======== Data provided

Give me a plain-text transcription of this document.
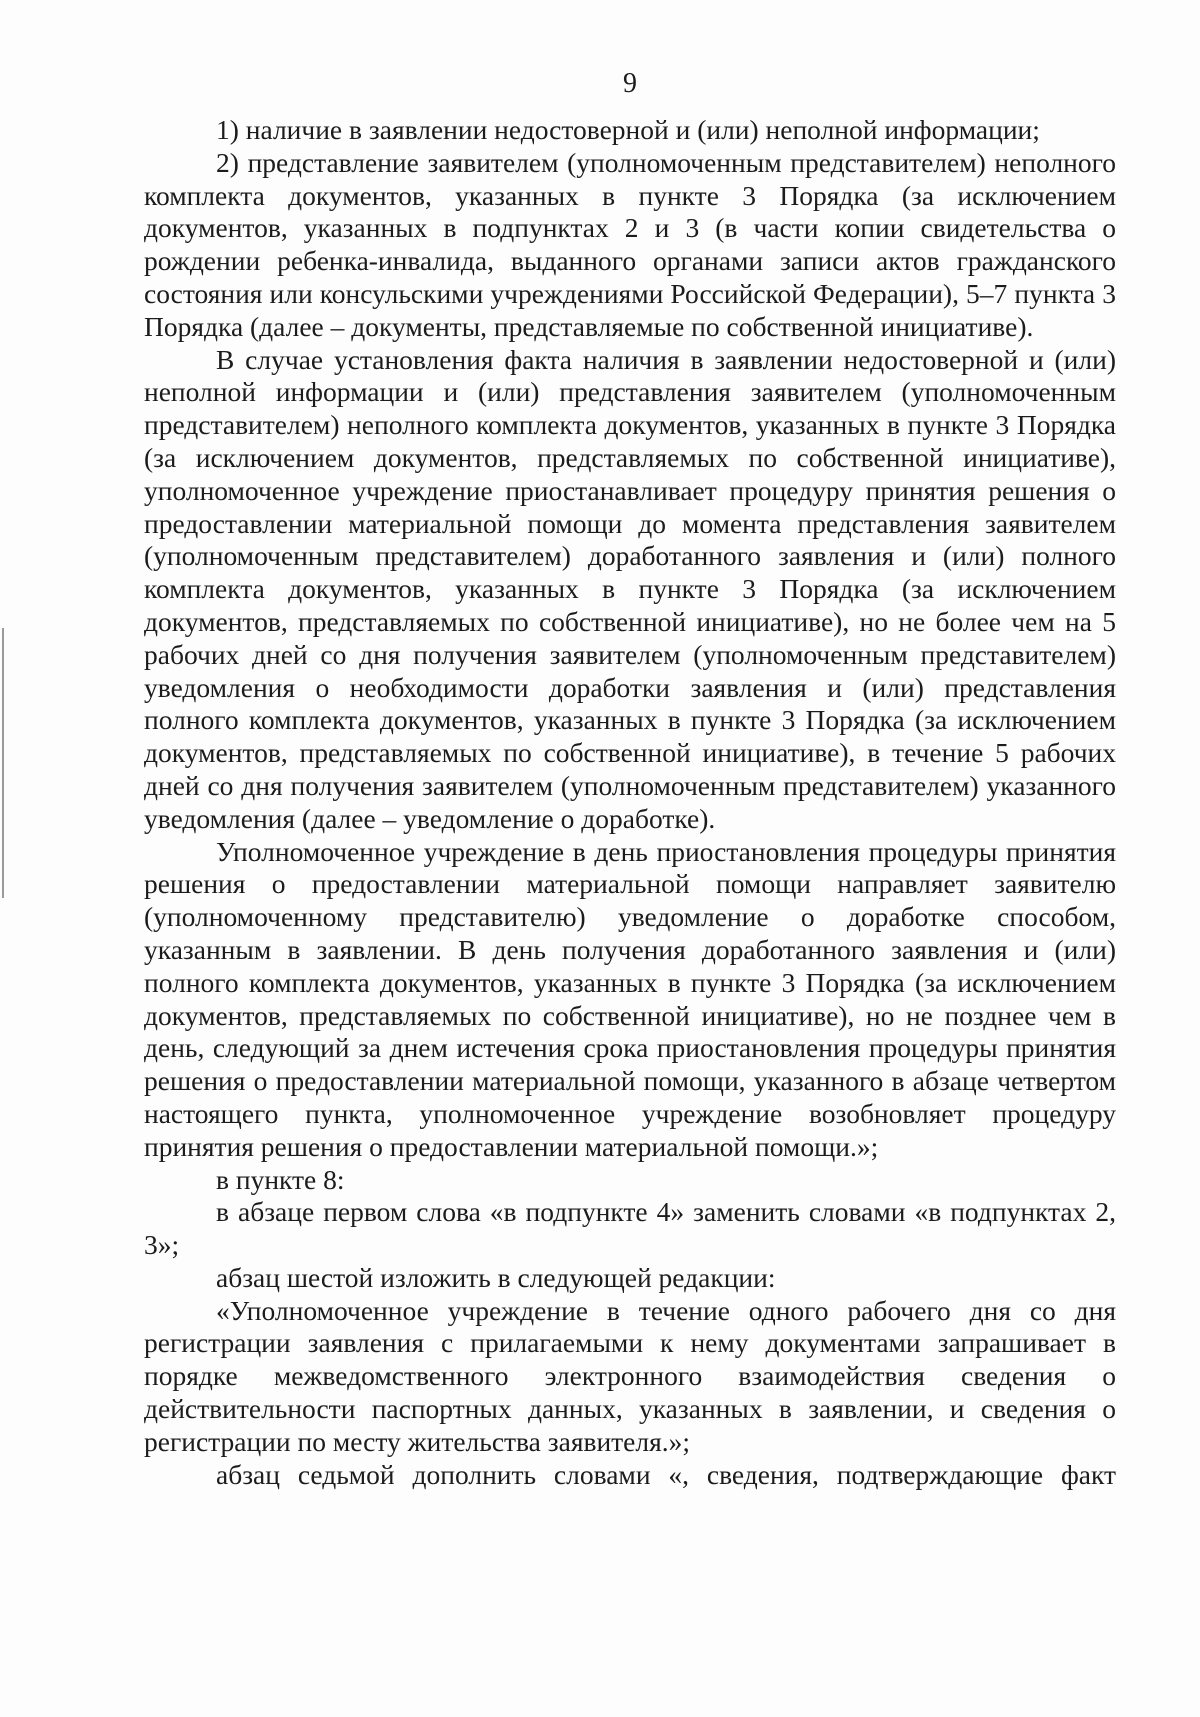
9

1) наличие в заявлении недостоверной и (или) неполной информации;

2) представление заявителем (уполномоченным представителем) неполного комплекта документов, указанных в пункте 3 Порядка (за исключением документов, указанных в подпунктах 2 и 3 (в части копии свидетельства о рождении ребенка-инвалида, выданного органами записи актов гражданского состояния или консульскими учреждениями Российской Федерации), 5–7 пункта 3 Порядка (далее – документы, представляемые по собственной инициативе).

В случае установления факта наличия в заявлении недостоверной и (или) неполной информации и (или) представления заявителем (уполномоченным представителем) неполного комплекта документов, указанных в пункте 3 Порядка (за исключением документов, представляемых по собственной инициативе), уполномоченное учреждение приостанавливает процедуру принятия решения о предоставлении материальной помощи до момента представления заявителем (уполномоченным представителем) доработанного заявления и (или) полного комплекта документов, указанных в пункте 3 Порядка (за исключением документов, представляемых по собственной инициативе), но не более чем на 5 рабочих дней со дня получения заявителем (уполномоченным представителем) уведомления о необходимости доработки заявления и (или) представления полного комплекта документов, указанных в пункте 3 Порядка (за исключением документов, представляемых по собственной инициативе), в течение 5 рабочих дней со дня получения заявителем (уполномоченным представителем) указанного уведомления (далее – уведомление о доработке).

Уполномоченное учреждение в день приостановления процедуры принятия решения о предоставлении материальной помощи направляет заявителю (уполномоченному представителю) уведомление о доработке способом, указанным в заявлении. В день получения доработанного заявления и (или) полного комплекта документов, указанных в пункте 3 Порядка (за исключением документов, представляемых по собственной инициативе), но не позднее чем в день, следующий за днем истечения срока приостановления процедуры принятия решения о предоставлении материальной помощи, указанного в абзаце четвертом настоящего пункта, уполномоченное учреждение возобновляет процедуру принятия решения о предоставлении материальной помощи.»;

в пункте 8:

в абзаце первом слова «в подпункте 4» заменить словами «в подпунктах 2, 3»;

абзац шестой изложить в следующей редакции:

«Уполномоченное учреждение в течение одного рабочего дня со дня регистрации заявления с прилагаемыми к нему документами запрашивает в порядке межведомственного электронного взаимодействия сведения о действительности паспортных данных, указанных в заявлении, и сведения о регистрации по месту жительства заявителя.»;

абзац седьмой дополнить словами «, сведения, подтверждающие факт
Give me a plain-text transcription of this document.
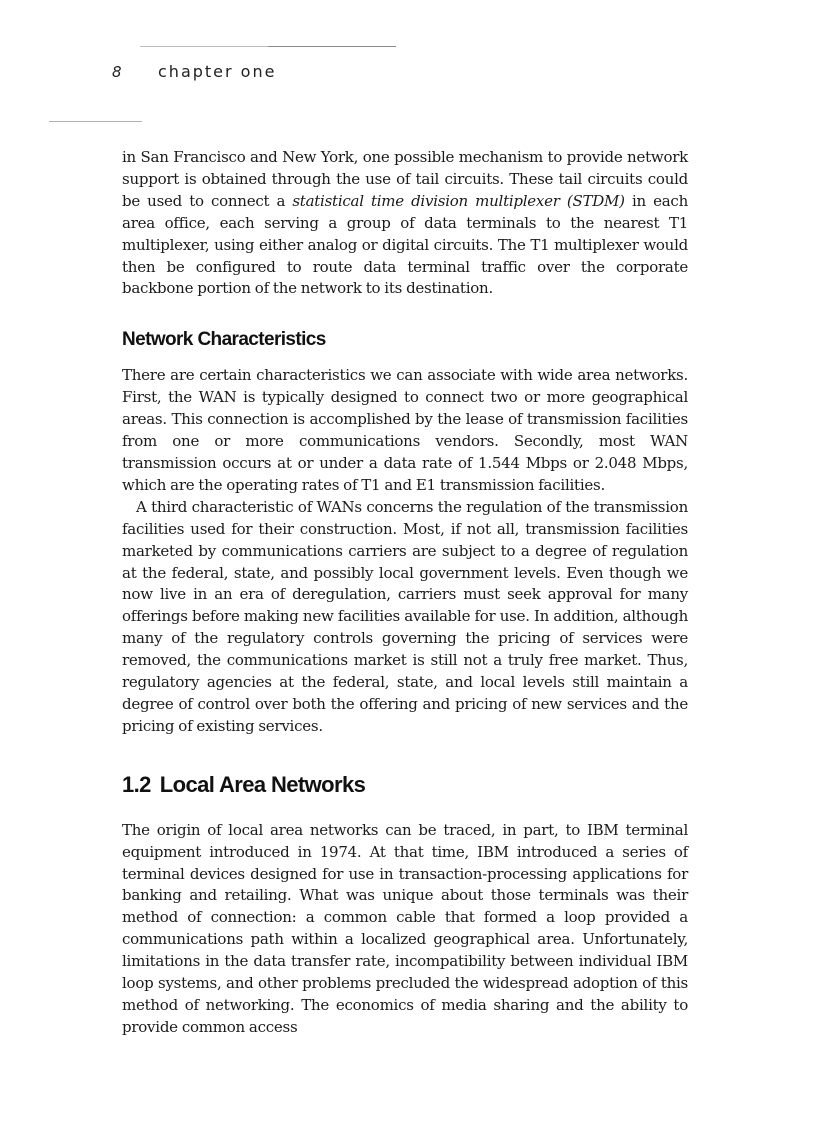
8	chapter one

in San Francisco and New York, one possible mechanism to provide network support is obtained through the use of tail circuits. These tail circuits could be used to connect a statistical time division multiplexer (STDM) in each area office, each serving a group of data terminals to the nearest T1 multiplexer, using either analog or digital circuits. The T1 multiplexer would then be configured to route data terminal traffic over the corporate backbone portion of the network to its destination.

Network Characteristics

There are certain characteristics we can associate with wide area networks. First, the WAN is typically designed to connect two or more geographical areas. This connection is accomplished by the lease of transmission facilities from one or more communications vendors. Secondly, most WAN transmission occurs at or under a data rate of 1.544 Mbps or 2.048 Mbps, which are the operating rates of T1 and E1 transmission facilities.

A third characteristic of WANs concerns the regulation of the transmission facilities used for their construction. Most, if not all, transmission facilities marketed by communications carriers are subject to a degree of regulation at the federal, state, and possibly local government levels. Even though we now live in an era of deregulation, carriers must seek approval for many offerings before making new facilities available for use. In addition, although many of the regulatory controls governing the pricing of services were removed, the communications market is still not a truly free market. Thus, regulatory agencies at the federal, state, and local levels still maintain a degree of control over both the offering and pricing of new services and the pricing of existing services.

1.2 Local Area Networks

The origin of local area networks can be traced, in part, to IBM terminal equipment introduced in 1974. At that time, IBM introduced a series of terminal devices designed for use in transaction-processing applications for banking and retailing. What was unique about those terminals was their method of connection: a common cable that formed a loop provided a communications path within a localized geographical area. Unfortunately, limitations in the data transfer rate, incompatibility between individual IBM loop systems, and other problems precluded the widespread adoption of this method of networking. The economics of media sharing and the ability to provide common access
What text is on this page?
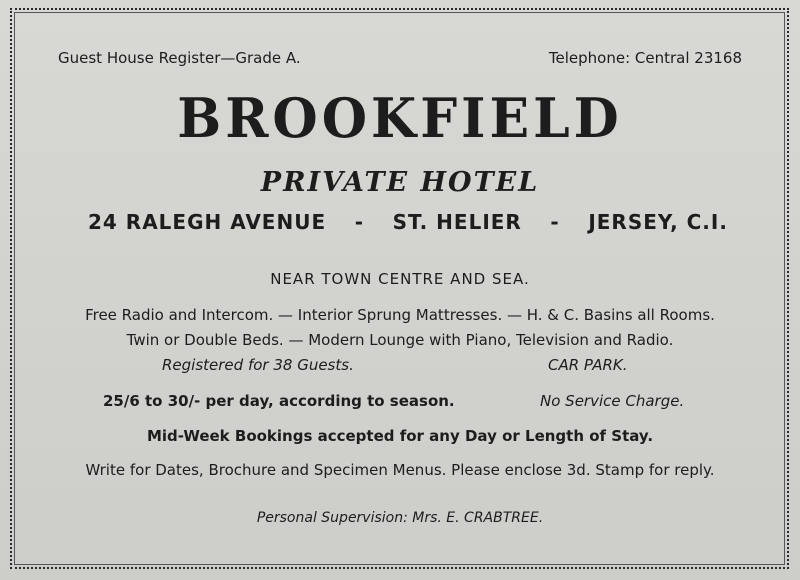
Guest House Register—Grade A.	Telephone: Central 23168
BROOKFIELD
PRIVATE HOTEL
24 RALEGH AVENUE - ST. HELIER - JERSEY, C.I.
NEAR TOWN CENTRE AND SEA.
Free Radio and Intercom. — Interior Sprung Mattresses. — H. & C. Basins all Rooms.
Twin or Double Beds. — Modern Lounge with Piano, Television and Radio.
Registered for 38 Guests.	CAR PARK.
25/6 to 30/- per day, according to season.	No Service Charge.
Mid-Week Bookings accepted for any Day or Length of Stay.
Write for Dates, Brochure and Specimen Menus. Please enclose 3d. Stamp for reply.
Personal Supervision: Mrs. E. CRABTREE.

================

## What is being asked
Extract only the lines from the one that contains "What text is on this page?" through the end of the records, inclusive, and omit every picture.

## Task output
What text is on this page?
Guest House Register—Grade A.	Telephone: Central 23168
BROOKFIELD
PRIVATE HOTEL
24 RALEGH AVENUE - ST. HELIER - JERSEY, C.I.
NEAR TOWN CENTRE AND SEA.
Free Radio and Intercom. — Interior Sprung Mattresses. — H. & C. Basins all Rooms.
Twin or Double Beds. — Modern Lounge with Piano, Television and Radio.
Registered for 38 Guests.	CAR PARK.
25/6 to 30/- per day, according to season.	No Service Charge.
Mid-Week Bookings accepted for any Day or Length of Stay.
Write for Dates, Brochure and Specimen Menus. Please enclose 3d. Stamp for reply.
Personal Supervision: Mrs. E. CRABTREE.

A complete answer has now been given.